• WRITTEN EXERCISE
Show every line of the records below that contains the word "female".

#####

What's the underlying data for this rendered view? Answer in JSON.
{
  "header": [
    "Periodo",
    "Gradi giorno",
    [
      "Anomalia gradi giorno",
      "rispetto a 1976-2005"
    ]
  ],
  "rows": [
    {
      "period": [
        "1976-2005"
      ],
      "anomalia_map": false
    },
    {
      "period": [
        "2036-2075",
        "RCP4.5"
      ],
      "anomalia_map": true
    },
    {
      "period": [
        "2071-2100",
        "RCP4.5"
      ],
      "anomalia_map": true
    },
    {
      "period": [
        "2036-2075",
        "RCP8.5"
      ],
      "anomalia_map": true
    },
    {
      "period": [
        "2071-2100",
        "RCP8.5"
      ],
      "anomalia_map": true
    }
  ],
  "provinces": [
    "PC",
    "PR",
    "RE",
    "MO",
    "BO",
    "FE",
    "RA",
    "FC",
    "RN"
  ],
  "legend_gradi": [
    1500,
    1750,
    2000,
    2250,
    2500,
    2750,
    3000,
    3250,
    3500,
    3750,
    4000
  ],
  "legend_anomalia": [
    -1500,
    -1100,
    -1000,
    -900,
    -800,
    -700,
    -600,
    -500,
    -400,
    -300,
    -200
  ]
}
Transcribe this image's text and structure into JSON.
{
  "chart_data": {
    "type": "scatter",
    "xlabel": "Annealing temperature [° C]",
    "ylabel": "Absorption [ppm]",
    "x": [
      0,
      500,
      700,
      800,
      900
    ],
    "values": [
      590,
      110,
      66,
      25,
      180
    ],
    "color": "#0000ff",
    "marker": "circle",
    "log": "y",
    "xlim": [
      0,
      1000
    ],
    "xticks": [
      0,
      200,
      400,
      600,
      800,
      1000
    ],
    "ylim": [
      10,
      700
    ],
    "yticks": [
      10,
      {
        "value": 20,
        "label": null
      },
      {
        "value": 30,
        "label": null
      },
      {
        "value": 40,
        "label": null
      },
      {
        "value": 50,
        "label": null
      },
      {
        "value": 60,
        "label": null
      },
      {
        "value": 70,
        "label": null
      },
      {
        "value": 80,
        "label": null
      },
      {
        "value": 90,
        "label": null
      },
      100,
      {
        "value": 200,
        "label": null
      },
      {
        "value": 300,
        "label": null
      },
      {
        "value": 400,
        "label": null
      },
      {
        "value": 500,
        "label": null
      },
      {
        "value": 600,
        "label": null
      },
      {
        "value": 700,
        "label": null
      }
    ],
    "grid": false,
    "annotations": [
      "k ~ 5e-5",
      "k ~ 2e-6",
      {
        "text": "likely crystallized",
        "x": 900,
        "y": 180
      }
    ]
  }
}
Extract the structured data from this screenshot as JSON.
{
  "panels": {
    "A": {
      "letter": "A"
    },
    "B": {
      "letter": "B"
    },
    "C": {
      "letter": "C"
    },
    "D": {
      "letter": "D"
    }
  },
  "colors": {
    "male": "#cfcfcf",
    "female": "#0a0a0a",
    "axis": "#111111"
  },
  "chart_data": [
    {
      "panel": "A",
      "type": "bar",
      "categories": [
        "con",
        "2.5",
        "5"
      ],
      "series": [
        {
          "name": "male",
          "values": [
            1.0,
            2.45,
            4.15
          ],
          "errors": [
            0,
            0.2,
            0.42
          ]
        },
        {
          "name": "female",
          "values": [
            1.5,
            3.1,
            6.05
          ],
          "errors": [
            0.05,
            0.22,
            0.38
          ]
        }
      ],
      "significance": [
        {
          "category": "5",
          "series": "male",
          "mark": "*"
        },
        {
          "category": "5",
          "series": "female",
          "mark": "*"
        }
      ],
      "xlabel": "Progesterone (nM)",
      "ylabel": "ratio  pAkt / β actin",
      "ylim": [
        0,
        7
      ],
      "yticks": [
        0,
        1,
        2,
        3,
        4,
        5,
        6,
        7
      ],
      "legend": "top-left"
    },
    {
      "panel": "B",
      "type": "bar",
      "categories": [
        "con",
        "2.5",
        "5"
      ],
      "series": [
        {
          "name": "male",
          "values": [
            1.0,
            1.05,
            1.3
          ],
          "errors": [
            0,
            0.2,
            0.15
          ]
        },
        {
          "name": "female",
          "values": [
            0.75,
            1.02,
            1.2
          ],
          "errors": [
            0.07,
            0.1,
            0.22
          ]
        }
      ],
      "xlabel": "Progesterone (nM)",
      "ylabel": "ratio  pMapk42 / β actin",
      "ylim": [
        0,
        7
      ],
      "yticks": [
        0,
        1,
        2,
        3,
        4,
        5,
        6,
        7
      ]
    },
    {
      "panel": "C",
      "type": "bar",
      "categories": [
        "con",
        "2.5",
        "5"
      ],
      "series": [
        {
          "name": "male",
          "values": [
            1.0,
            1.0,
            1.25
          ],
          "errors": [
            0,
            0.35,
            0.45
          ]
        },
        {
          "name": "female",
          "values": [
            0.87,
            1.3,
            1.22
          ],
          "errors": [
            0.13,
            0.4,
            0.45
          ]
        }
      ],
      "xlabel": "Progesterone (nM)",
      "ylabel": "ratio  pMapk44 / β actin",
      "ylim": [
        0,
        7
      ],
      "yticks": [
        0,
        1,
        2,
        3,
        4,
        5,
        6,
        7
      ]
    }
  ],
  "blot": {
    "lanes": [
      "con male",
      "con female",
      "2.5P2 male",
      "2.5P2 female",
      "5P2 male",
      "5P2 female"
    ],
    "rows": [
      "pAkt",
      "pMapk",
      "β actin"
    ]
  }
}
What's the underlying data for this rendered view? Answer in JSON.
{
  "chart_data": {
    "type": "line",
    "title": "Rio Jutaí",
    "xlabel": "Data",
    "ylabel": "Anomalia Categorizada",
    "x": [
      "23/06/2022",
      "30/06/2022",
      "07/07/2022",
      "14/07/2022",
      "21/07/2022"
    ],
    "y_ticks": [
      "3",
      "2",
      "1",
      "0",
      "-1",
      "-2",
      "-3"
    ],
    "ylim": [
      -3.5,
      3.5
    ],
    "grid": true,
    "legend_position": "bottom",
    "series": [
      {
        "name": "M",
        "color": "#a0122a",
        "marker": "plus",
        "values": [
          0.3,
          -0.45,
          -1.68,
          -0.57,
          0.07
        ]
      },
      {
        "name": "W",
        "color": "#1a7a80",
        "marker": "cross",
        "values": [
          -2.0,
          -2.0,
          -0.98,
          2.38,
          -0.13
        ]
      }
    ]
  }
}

#####

• RESULT OF THE TASK
    "female": "#0a0a0a",
          "name": "female",
          "series": "female",
          "name": "female",
          "name": "female",
      "con female",
      "2.5P2 female",
      "5P2 female"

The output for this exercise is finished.